BEGIN

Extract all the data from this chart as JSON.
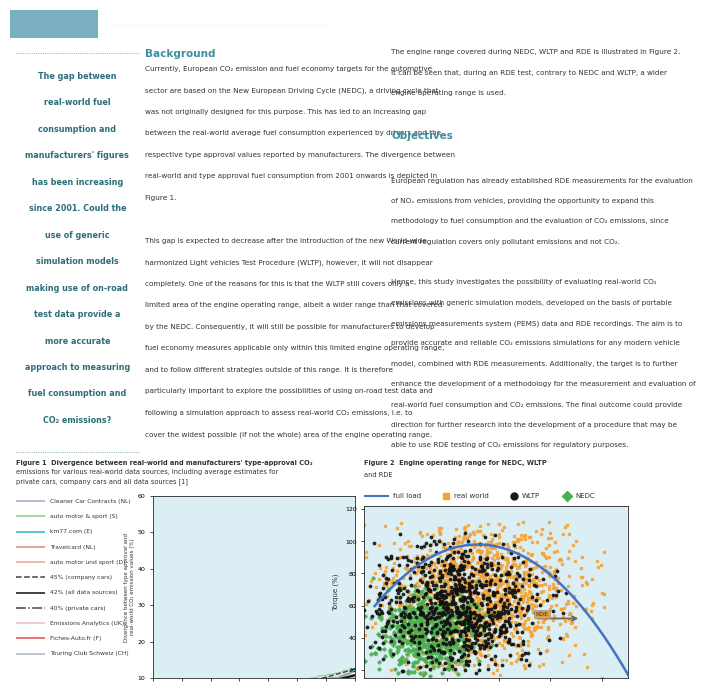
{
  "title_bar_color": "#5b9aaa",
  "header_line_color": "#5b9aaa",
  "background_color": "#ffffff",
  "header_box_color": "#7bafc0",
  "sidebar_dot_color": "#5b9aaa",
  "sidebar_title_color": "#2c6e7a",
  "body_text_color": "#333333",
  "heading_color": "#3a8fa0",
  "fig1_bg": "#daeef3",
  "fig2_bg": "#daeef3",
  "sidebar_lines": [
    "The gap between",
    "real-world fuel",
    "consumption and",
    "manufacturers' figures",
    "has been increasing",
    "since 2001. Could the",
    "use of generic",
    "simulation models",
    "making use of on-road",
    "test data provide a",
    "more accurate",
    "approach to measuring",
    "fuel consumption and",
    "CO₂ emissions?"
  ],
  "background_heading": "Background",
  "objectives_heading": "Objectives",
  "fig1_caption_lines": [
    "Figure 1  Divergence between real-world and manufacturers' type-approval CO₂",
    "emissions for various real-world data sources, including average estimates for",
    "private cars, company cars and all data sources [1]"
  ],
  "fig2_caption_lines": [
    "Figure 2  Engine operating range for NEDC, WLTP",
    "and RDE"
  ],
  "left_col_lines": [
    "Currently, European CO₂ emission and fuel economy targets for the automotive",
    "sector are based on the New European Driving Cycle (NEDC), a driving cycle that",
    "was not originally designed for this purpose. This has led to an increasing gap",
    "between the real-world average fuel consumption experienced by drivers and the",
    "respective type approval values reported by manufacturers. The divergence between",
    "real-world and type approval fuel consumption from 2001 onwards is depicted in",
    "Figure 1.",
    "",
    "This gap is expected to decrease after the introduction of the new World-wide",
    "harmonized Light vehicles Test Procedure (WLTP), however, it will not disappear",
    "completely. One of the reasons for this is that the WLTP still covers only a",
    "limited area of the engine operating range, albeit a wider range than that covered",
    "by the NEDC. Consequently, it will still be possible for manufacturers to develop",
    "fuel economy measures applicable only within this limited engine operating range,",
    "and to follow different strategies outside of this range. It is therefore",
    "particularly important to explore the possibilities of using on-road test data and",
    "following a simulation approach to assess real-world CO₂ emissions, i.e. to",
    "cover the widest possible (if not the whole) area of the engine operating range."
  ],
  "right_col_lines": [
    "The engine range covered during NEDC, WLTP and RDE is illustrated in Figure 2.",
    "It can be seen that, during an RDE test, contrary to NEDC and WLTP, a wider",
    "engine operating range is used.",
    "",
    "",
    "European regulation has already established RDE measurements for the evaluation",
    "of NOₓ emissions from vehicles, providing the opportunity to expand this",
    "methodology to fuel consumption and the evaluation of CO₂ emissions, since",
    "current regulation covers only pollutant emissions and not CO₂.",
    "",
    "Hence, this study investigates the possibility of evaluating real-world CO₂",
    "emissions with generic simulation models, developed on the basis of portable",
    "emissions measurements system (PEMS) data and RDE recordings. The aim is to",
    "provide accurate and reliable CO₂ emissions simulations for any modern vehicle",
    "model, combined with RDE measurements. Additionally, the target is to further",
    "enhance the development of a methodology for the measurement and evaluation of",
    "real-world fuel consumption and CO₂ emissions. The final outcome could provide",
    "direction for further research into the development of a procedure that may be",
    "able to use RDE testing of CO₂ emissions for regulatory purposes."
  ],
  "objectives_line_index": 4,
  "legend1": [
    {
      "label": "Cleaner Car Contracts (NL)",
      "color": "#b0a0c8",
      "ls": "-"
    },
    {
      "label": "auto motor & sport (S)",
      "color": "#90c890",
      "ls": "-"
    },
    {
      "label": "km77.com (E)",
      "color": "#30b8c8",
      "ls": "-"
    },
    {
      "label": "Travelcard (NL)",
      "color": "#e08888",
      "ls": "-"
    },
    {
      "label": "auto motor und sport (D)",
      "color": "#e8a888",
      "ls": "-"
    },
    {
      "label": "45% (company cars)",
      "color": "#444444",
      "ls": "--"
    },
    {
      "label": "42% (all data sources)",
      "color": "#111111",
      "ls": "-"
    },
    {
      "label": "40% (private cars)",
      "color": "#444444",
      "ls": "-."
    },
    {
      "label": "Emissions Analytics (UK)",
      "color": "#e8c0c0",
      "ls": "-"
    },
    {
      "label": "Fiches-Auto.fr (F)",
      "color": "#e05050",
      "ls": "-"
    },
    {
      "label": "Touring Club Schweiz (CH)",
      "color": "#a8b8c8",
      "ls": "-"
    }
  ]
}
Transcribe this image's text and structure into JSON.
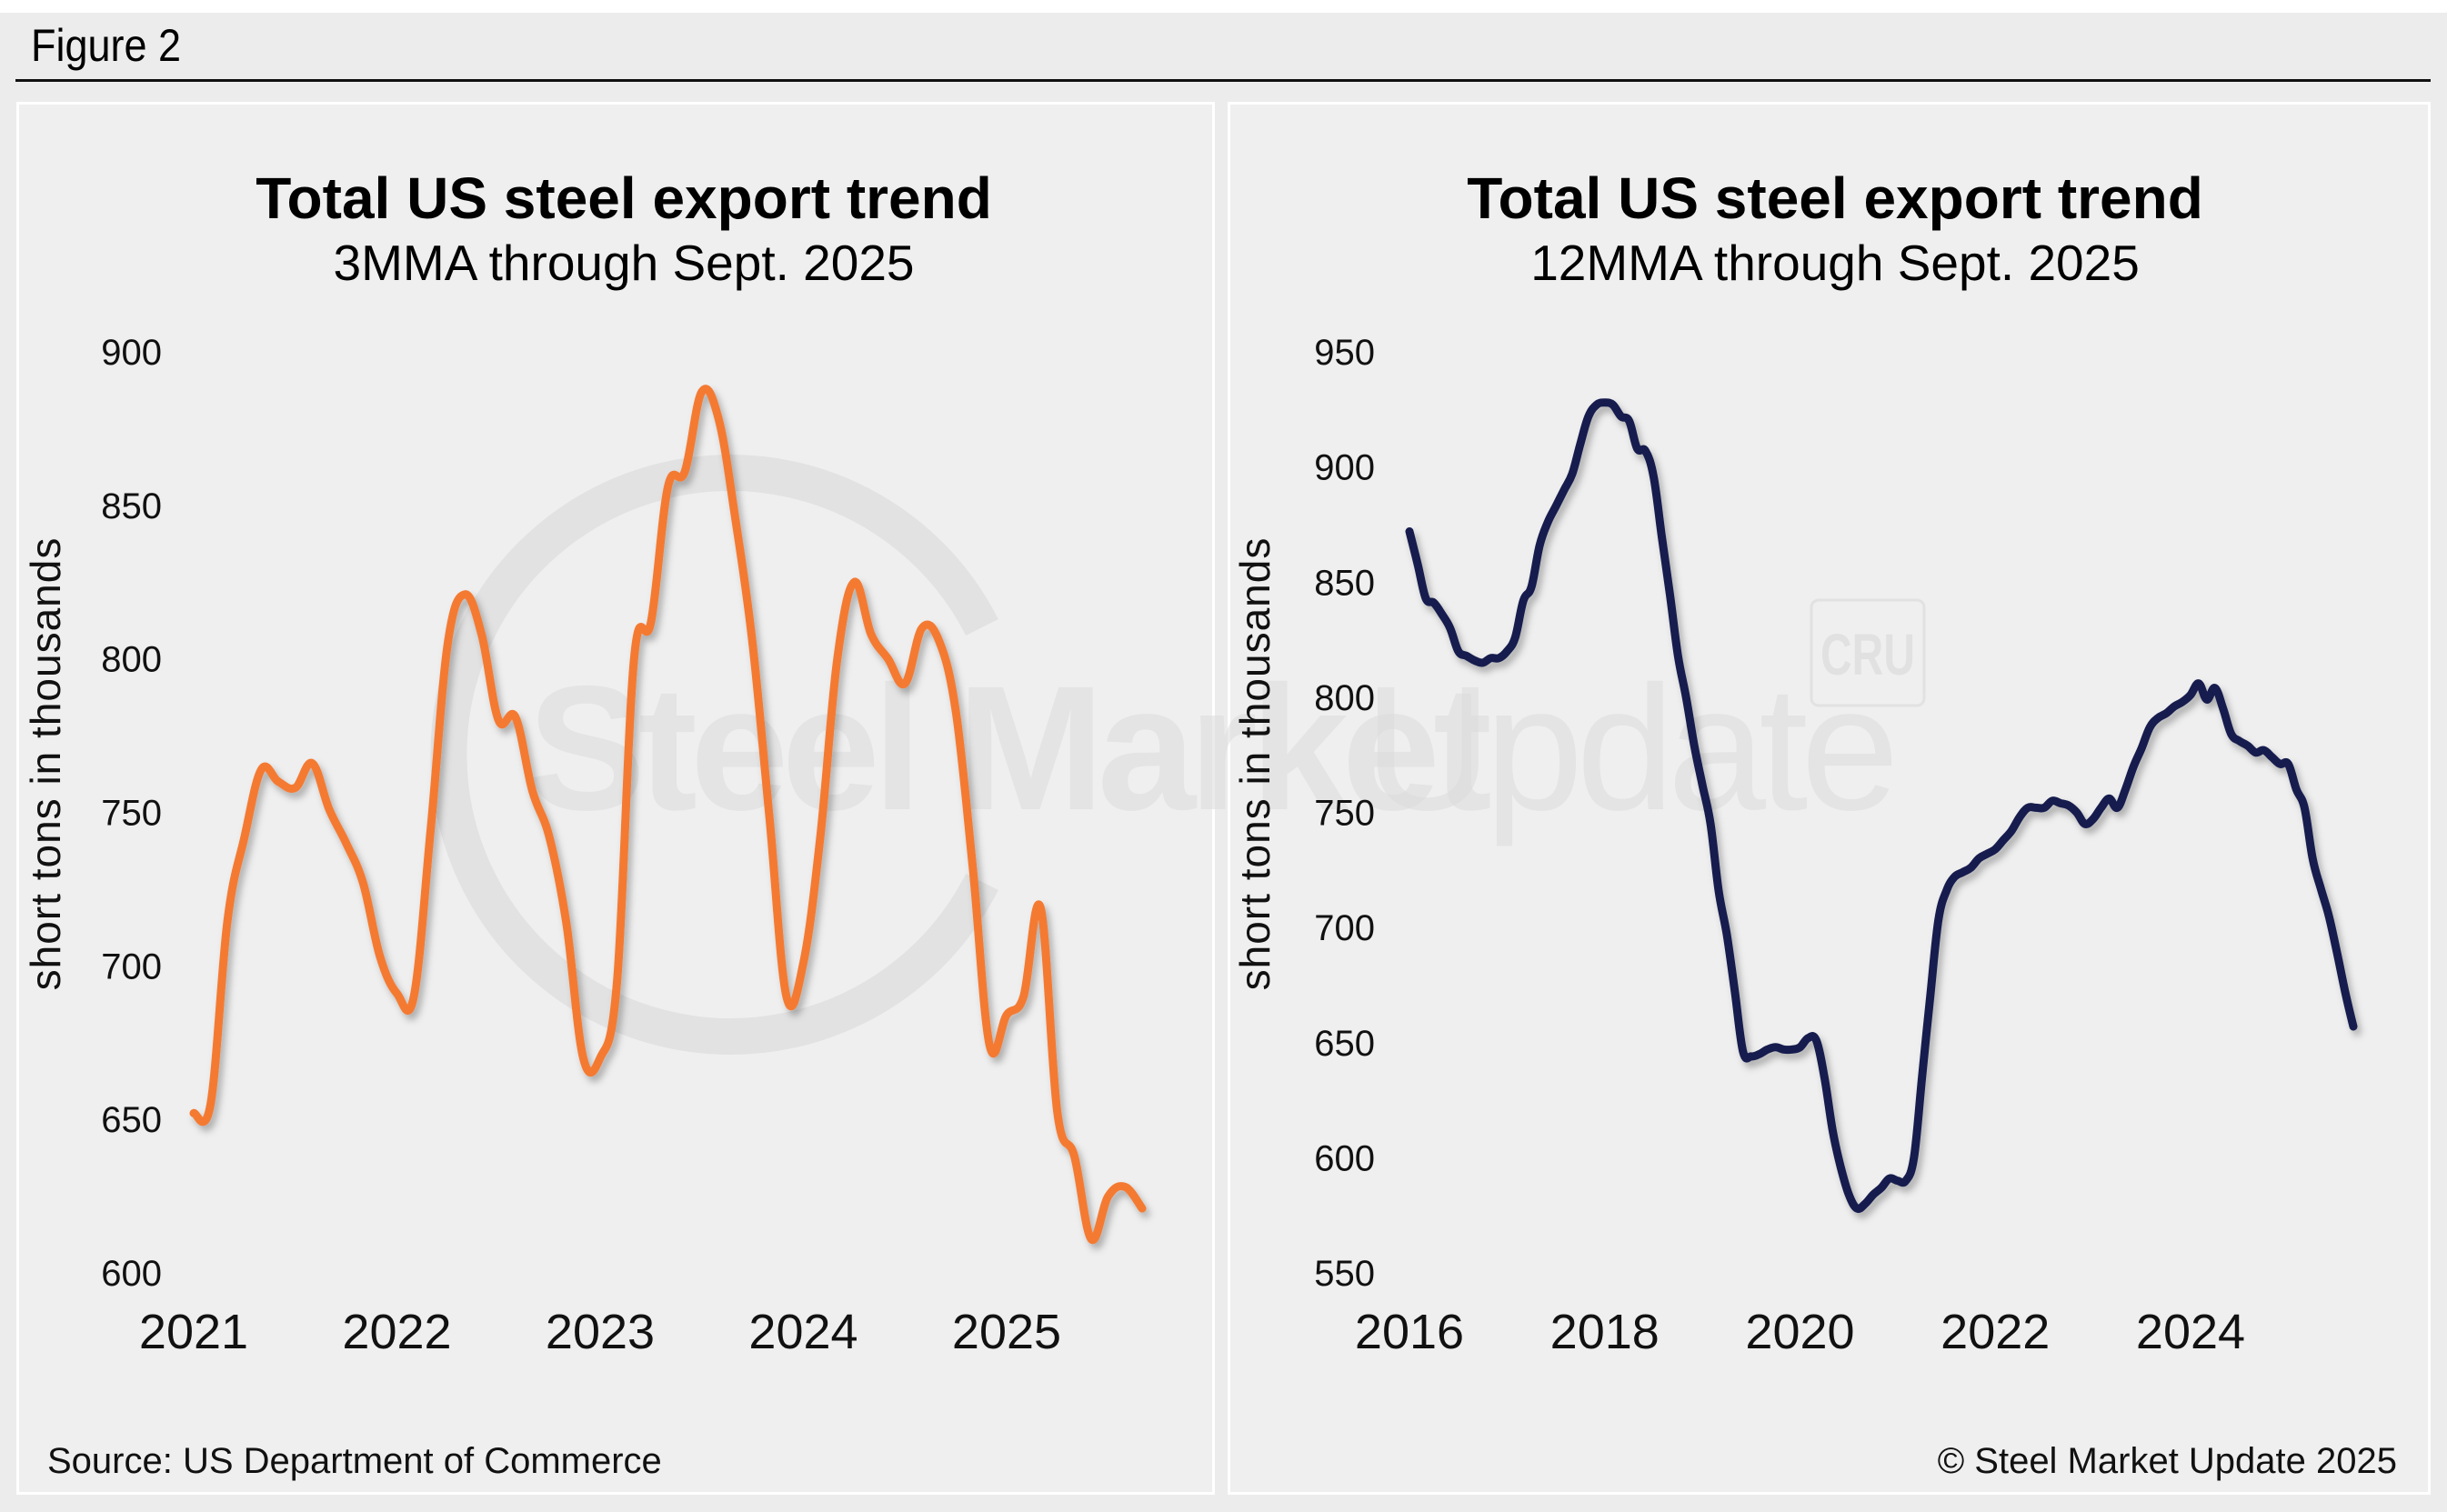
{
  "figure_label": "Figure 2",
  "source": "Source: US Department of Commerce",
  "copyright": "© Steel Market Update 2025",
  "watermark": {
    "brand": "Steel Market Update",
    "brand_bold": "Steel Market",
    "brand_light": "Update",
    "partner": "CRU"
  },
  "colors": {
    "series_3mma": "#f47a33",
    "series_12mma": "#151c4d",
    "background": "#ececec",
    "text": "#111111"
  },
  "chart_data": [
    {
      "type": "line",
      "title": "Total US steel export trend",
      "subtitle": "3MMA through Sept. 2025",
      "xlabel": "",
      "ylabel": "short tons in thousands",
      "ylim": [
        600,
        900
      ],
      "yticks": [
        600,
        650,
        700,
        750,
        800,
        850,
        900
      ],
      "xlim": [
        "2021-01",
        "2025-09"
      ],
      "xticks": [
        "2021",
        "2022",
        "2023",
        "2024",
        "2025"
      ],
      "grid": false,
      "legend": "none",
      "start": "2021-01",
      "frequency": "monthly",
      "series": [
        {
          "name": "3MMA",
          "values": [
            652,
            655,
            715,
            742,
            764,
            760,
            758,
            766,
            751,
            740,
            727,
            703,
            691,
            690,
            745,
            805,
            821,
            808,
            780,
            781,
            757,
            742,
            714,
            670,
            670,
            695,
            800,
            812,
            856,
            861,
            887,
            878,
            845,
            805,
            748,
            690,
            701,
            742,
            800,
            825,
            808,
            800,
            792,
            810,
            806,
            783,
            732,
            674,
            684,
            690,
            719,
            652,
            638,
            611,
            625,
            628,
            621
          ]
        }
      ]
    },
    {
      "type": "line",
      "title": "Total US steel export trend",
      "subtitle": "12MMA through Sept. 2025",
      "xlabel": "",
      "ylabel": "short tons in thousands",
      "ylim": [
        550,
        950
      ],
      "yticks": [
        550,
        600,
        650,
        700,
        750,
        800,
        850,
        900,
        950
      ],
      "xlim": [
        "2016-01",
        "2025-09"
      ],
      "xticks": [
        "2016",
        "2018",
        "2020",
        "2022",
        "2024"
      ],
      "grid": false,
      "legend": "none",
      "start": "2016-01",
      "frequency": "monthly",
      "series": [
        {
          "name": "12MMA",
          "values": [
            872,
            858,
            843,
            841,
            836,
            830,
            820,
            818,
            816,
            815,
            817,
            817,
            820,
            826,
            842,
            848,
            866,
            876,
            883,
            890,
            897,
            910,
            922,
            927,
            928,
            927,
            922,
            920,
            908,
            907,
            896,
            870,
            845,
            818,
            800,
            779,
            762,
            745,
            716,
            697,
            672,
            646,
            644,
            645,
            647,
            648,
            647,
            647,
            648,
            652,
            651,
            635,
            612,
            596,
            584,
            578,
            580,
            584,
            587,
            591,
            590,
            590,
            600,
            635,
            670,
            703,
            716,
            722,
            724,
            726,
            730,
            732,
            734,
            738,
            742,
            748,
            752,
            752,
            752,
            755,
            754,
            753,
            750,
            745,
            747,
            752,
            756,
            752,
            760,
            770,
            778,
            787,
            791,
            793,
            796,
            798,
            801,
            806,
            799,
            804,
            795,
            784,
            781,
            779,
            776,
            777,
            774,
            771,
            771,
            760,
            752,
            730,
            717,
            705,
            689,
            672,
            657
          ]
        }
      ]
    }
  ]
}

END

What the exercise asks
Print the records word for word and exclude any picture they hold.

Final answer
Extract all the data from this chart as JSON.
{
  "title_bar_color": "#5b9aaa",
  "header_line_color": "#5b9aaa",
  "background_color": "#ffffff",
  "header_box_color": "#7bafc0",
  "sidebar_dot_color": "#5b9aaa",
  "sidebar_title_color": "#2c6e7a",
  "body_text_color": "#333333",
  "heading_color": "#3a8fa0",
  "fig1_bg": "#daeef3",
  "fig2_bg": "#daeef3",
  "sidebar_lines": [
    "The gap between",
    "real-world fuel",
    "consumption and",
    "manufacturers' figures",
    "has been increasing",
    "since 2001. Could the",
    "use of generic",
    "simulation models",
    "making use of on-road",
    "test data provide a",
    "more accurate",
    "approach to measuring",
    "fuel consumption and",
    "CO₂ emissions?"
  ],
  "background_heading": "Background",
  "objectives_heading": "Objectives",
  "fig1_caption_lines": [
    "Figure 1  Divergence between real-world and manufacturers' type-approval CO₂",
    "emissions for various real-world data sources, including average estimates for",
    "private cars, company cars and all data sources [1]"
  ],
  "fig2_caption_lines": [
    "Figure 2  Engine operating range for NEDC, WLTP",
    "and RDE"
  ],
  "left_col_lines": [
    "Currently, European CO₂ emission and fuel economy targets for the automotive",
    "sector are based on the New European Driving Cycle (NEDC), a driving cycle that",
    "was not originally designed for this purpose. This has led to an increasing gap",
    "between the real-world average fuel consumption experienced by drivers and the",
    "respective type approval values reported by manufacturers. The divergence between",
    "real-world and type approval fuel consumption from 2001 onwards is depicted in",
    "Figure 1.",
    "",
    "This gap is expected to decrease after the introduction of the new World-wide",
    "harmonized Light vehicles Test Procedure (WLTP), however, it will not disappear",
    "completely. One of the reasons for this is that the WLTP still covers only a",
    "limited area of the engine operating range, albeit a wider range than that covered",
    "by the NEDC. Consequently, it will still be possible for manufacturers to develop",
    "fuel economy measures applicable only within this limited engine operating range,",
    "and to follow different strategies outside of this range. It is therefore",
    "particularly important to explore the possibilities of using on-road test data and",
    "following a simulation approach to assess real-world CO₂ emissions, i.e. to",
    "cover the widest possible (if not the whole) area of the engine operating range."
  ],
  "right_col_lines": [
    "The engine range covered during NEDC, WLTP and RDE is illustrated in Figure 2.",
    "It can be seen that, during an RDE test, contrary to NEDC and WLTP, a wider",
    "engine operating range is used.",
    "",
    "",
    "European regulation has already established RDE measurements for the evaluation",
    "of NOₓ emissions from vehicles, providing the opportunity to expand this",
    "methodology to fuel consumption and the evaluation of CO₂ emissions, since",
    "current regulation covers only pollutant emissions and not CO₂.",
    "",
    "Hence, this study investigates the possibility of evaluating real-world CO₂",
    "emissions with generic simulation models, developed on the basis of portable",
    "emissions measurements system (PEMS) data and RDE recordings. The aim is to",
    "provide accurate and reliable CO₂ emissions simulations for any modern vehicle",
    "model, combined with RDE measurements. Additionally, the target is to further",
    "enhance the development of a methodology for the measurement and evaluation of",
    "real-world fuel consumption and CO₂ emissions. The final outcome could provide",
    "direction for further research into the development of a procedure that may be",
    "able to use RDE testing of CO₂ emissions for regulatory purposes."
  ],
  "objectives_line_index": 4,
  "legend1": [
    {
      "label": "Cleaner Car Contracts (NL)",
      "color": "#b0a0c8",
      "ls": "-"
    },
    {
      "label": "auto motor & sport (S)",
      "color": "#90c890",
      "ls": "-"
    },
    {
      "label": "km77.com (E)",
      "color": "#30b8c8",
      "ls": "-"
    },
    {
      "label": "Travelcard (NL)",
      "color": "#e08888",
      "ls": "-"
    },
    {
      "label": "auto motor und sport (D)",
      "color": "#e8a888",
      "ls": "-"
    },
    {
      "label": "45% (company cars)",
      "color": "#444444",
      "ls": "--"
    },
    {
      "label": "42% (all data sources)",
      "color": "#111111",
      "ls": "-"
    },
    {
      "label": "40% (private cars)",
      "color": "#444444",
      "ls": "-."
    },
    {
      "label": "Emissions Analytics (UK)",
      "color": "#e8c0c0",
      "ls": "-"
    },
    {
      "label": "Fiches-Auto.fr (F)",
      "color": "#e05050",
      "ls": "-"
    },
    {
      "label": "Touring Club Schweiz (CH)",
      "color": "#a8b8c8",
      "ls": "-"
    }
  ]
}
Transcribe this image's text and structure into JSON.
{
  "figure_label": "Figure 2",
  "source": "Source: US Department of Commerce",
  "copyright": "© Steel Market Update 2025",
  "watermark": {
    "brand": "Steel Market Update",
    "brand_bold": "Steel Market",
    "brand_light": "Update",
    "partner": "CRU"
  },
  "colors": {
    "series_3mma": "#f47a33",
    "series_12mma": "#151c4d",
    "background": "#ececec",
    "text": "#111111"
  },
  "chart_data": [
    {
      "type": "line",
      "title": "Total US steel export trend",
      "subtitle": "3MMA through Sept. 2025",
      "xlabel": "",
      "ylabel": "short tons in thousands",
      "ylim": [
        600,
        900
      ],
      "yticks": [
        600,
        650,
        700,
        750,
        800,
        850,
        900
      ],
      "xlim": [
        "2021-01",
        "2025-09"
      ],
      "xticks": [
        "2021",
        "2022",
        "2023",
        "2024",
        "2025"
      ],
      "grid": false,
      "legend": "none",
      "start": "2021-01",
      "frequency": "monthly",
      "series": [
        {
          "name": "3MMA",
          "values": [
            652,
            655,
            715,
            742,
            764,
            760,
            758,
            766,
            751,
            740,
            727,
            703,
            691,
            690,
            745,
            805,
            821,
            808,
            780,
            781,
            757,
            742,
            714,
            670,
            670,
            695,
            800,
            812,
            856,
            861,
            887,
            878,
            845,
            805,
            748,
            690,
            701,
            742,
            800,
            825,
            808,
            800,
            792,
            810,
            806,
            783,
            732,
            674,
            684,
            690,
            719,
            652,
            638,
            611,
            625,
            628,
            621
          ]
        }
      ]
    },
    {
      "type": "line",
      "title": "Total US steel export trend",
      "subtitle": "12MMA through Sept. 2025",
      "xlabel": "",
      "ylabel": "short tons in thousands",
      "ylim": [
        550,
        950
      ],
      "yticks": [
        550,
        600,
        650,
        700,
        750,
        800,
        850,
        900,
        950
      ],
      "xlim": [
        "2016-01",
        "2025-09"
      ],
      "xticks": [
        "2016",
        "2018",
        "2020",
        "2022",
        "2024"
      ],
      "grid": false,
      "legend": "none",
      "start": "2016-01",
      "frequency": "monthly",
      "series": [
        {
          "name": "12MMA",
          "values": [
            872,
            858,
            843,
            841,
            836,
            830,
            820,
            818,
            816,
            815,
            817,
            817,
            820,
            826,
            842,
            848,
            866,
            876,
            883,
            890,
            897,
            910,
            922,
            927,
            928,
            927,
            922,
            920,
            908,
            907,
            896,
            870,
            845,
            818,
            800,
            779,
            762,
            745,
            716,
            697,
            672,
            646,
            644,
            645,
            647,
            648,
            647,
            647,
            648,
            652,
            651,
            635,
            612,
            596,
            584,
            578,
            580,
            584,
            587,
            591,
            590,
            590,
            600,
            635,
            670,
            703,
            716,
            722,
            724,
            726,
            730,
            732,
            734,
            738,
            742,
            748,
            752,
            752,
            752,
            755,
            754,
            753,
            750,
            745,
            747,
            752,
            756,
            752,
            760,
            770,
            778,
            787,
            791,
            793,
            796,
            798,
            801,
            806,
            799,
            804,
            795,
            784,
            781,
            779,
            776,
            777,
            774,
            771,
            771,
            760,
            752,
            730,
            717,
            705,
            689,
            672,
            657
          ]
        }
      ]
    }
  ]
}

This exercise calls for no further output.